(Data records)

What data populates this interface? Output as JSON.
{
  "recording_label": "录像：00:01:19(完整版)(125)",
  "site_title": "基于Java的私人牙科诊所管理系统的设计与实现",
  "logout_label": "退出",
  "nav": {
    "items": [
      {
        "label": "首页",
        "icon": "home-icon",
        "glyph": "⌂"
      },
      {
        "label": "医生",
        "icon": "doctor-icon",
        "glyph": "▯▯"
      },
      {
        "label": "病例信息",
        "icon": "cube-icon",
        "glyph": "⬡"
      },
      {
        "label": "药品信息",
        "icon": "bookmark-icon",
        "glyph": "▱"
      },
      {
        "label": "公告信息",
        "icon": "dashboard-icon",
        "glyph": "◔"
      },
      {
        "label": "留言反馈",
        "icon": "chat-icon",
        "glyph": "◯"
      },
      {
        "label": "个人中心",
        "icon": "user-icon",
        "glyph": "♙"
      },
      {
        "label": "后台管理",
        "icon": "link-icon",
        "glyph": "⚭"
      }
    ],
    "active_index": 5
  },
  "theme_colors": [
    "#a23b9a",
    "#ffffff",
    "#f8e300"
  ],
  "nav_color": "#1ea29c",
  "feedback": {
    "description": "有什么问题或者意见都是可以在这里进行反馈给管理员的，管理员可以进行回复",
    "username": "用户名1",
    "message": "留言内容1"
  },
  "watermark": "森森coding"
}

Exercise instructions
Repeat the records exactly, including every line.

Full answer
What data populates this interface? Output as JSON.
{
  "recording_label": "录像：00:01:19(完整版)(125)",
  "site_title": "基于Java的私人牙科诊所管理系统的设计与实现",
  "logout_label": "退出",
  "nav": {
    "items": [
      {
        "label": "首页",
        "icon": "home-icon",
        "glyph": "⌂"
      },
      {
        "label": "医生",
        "icon": "doctor-icon",
        "glyph": "▯▯"
      },
      {
        "label": "病例信息",
        "icon": "cube-icon",
        "glyph": "⬡"
      },
      {
        "label": "药品信息",
        "icon": "bookmark-icon",
        "glyph": "▱"
      },
      {
        "label": "公告信息",
        "icon": "dashboard-icon",
        "glyph": "◔"
      },
      {
        "label": "留言反馈",
        "icon": "chat-icon",
        "glyph": "◯"
      },
      {
        "label": "个人中心",
        "icon": "user-icon",
        "glyph": "♙"
      },
      {
        "label": "后台管理",
        "icon": "link-icon",
        "glyph": "⚭"
      }
    ],
    "active_index": 5
  },
  "theme_colors": [
    "#a23b9a",
    "#ffffff",
    "#f8e300"
  ],
  "nav_color": "#1ea29c",
  "feedback": {
    "description": "有什么问题或者意见都是可以在这里进行反馈给管理员的，管理员可以进行回复",
    "username": "用户名1",
    "message": "留言内容1"
  },
  "watermark": "森森coding"
}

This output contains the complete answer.